[Stored data]
◆ ◆ ◆ ◆ ◆ ◆ ◆
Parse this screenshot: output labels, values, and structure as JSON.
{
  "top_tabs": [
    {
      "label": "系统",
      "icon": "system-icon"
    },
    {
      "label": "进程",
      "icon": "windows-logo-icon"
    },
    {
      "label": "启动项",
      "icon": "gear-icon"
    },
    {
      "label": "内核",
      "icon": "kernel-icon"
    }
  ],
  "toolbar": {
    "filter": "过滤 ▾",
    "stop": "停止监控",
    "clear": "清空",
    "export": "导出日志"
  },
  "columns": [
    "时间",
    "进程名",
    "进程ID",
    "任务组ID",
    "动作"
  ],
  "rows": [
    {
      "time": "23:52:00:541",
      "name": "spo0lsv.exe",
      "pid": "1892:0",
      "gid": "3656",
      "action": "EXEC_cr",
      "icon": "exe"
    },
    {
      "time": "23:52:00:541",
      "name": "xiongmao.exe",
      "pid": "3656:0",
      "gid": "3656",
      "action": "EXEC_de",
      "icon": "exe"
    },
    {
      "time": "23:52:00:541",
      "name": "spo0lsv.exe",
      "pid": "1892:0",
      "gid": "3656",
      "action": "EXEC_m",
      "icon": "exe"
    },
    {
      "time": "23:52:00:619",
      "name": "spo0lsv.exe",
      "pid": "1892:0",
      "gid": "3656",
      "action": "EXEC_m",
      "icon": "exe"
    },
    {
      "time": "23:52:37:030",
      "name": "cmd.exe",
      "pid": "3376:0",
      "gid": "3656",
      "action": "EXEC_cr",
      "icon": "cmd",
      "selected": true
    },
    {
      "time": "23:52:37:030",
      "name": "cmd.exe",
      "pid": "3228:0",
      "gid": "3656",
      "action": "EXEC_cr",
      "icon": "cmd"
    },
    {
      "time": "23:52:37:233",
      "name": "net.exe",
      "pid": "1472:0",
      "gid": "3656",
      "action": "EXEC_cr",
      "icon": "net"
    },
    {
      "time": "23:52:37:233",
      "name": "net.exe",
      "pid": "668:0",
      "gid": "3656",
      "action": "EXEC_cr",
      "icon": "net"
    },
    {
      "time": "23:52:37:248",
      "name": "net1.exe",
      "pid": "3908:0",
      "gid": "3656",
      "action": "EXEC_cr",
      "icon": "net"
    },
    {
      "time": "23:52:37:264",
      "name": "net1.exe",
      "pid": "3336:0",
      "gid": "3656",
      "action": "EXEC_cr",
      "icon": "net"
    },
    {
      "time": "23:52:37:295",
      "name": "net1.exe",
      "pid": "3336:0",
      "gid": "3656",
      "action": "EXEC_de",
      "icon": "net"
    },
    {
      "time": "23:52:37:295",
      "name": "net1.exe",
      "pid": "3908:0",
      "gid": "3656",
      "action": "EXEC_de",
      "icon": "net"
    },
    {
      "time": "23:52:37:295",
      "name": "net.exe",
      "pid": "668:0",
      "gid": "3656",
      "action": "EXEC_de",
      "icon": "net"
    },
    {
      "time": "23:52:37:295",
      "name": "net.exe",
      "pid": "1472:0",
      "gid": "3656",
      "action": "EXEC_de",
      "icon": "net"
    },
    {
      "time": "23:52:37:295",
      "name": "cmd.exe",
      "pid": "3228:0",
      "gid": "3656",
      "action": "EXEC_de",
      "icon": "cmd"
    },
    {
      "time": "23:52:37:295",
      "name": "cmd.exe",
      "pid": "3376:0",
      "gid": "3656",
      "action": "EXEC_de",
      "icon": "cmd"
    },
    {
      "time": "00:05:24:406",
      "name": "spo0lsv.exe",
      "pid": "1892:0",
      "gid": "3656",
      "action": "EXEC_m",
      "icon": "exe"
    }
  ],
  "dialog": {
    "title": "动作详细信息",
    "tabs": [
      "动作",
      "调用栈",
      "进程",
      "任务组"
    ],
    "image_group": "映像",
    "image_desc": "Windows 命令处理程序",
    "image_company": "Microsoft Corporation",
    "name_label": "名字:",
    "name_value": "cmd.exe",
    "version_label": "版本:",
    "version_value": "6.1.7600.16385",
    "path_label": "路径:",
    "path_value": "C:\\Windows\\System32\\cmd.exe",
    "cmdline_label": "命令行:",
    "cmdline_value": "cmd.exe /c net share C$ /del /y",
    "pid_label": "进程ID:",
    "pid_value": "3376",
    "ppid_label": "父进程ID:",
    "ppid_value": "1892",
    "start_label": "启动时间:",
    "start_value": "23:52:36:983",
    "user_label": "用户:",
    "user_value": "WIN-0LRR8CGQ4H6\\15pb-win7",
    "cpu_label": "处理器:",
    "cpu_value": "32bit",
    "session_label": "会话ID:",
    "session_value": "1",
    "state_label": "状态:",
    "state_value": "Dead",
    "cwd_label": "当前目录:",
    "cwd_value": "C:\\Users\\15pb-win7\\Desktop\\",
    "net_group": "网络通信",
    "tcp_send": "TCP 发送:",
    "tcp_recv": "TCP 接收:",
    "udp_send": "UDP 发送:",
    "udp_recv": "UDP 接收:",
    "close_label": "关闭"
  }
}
◆ ◆ ◆ ◆ ◆ ◆ ◆
Written instruction: Extract every line above exactly as it stands.

Solution for this task:
Parse this screenshot: output labels, values, and structure as JSON.
{
  "top_tabs": [
    {
      "label": "系统",
      "icon": "system-icon"
    },
    {
      "label": "进程",
      "icon": "windows-logo-icon"
    },
    {
      "label": "启动项",
      "icon": "gear-icon"
    },
    {
      "label": "内核",
      "icon": "kernel-icon"
    }
  ],
  "toolbar": {
    "filter": "过滤 ▾",
    "stop": "停止监控",
    "clear": "清空",
    "export": "导出日志"
  },
  "columns": [
    "时间",
    "进程名",
    "进程ID",
    "任务组ID",
    "动作"
  ],
  "rows": [
    {
      "time": "23:52:00:541",
      "name": "spo0lsv.exe",
      "pid": "1892:0",
      "gid": "3656",
      "action": "EXEC_cr",
      "icon": "exe"
    },
    {
      "time": "23:52:00:541",
      "name": "xiongmao.exe",
      "pid": "3656:0",
      "gid": "3656",
      "action": "EXEC_de",
      "icon": "exe"
    },
    {
      "time": "23:52:00:541",
      "name": "spo0lsv.exe",
      "pid": "1892:0",
      "gid": "3656",
      "action": "EXEC_m",
      "icon": "exe"
    },
    {
      "time": "23:52:00:619",
      "name": "spo0lsv.exe",
      "pid": "1892:0",
      "gid": "3656",
      "action": "EXEC_m",
      "icon": "exe"
    },
    {
      "time": "23:52:37:030",
      "name": "cmd.exe",
      "pid": "3376:0",
      "gid": "3656",
      "action": "EXEC_cr",
      "icon": "cmd",
      "selected": true
    },
    {
      "time": "23:52:37:030",
      "name": "cmd.exe",
      "pid": "3228:0",
      "gid": "3656",
      "action": "EXEC_cr",
      "icon": "cmd"
    },
    {
      "time": "23:52:37:233",
      "name": "net.exe",
      "pid": "1472:0",
      "gid": "3656",
      "action": "EXEC_cr",
      "icon": "net"
    },
    {
      "time": "23:52:37:233",
      "name": "net.exe",
      "pid": "668:0",
      "gid": "3656",
      "action": "EXEC_cr",
      "icon": "net"
    },
    {
      "time": "23:52:37:248",
      "name": "net1.exe",
      "pid": "3908:0",
      "gid": "3656",
      "action": "EXEC_cr",
      "icon": "net"
    },
    {
      "time": "23:52:37:264",
      "name": "net1.exe",
      "pid": "3336:0",
      "gid": "3656",
      "action": "EXEC_cr",
      "icon": "net"
    },
    {
      "time": "23:52:37:295",
      "name": "net1.exe",
      "pid": "3336:0",
      "gid": "3656",
      "action": "EXEC_de",
      "icon": "net"
    },
    {
      "time": "23:52:37:295",
      "name": "net1.exe",
      "pid": "3908:0",
      "gid": "3656",
      "action": "EXEC_de",
      "icon": "net"
    },
    {
      "time": "23:52:37:295",
      "name": "net.exe",
      "pid": "668:0",
      "gid": "3656",
      "action": "EXEC_de",
      "icon": "net"
    },
    {
      "time": "23:52:37:295",
      "name": "net.exe",
      "pid": "1472:0",
      "gid": "3656",
      "action": "EXEC_de",
      "icon": "net"
    },
    {
      "time": "23:52:37:295",
      "name": "cmd.exe",
      "pid": "3228:0",
      "gid": "3656",
      "action": "EXEC_de",
      "icon": "cmd"
    },
    {
      "time": "23:52:37:295",
      "name": "cmd.exe",
      "pid": "3376:0",
      "gid": "3656",
      "action": "EXEC_de",
      "icon": "cmd"
    },
    {
      "time": "00:05:24:406",
      "name": "spo0lsv.exe",
      "pid": "1892:0",
      "gid": "3656",
      "action": "EXEC_m",
      "icon": "exe"
    }
  ],
  "dialog": {
    "title": "动作详细信息",
    "tabs": [
      "动作",
      "调用栈",
      "进程",
      "任务组"
    ],
    "image_group": "映像",
    "image_desc": "Windows 命令处理程序",
    "image_company": "Microsoft Corporation",
    "name_label": "名字:",
    "name_value": "cmd.exe",
    "version_label": "版本:",
    "version_value": "6.1.7600.16385",
    "path_label": "路径:",
    "path_value": "C:\\Windows\\System32\\cmd.exe",
    "cmdline_label": "命令行:",
    "cmdline_value": "cmd.exe /c net share C$ /del /y",
    "pid_label": "进程ID:",
    "pid_value": "3376",
    "ppid_label": "父进程ID:",
    "ppid_value": "1892",
    "start_label": "启动时间:",
    "start_value": "23:52:36:983",
    "user_label": "用户:",
    "user_value": "WIN-0LRR8CGQ4H6\\15pb-win7",
    "cpu_label": "处理器:",
    "cpu_value": "32bit",
    "session_label": "会话ID:",
    "session_value": "1",
    "state_label": "状态:",
    "state_value": "Dead",
    "cwd_label": "当前目录:",
    "cwd_value": "C:\\Users\\15pb-win7\\Desktop\\",
    "net_group": "网络通信",
    "tcp_send": "TCP 发送:",
    "tcp_recv": "TCP 接收:",
    "udp_send": "UDP 发送:",
    "udp_recv": "UDP 接收:",
    "close_label": "关闭"
  }
}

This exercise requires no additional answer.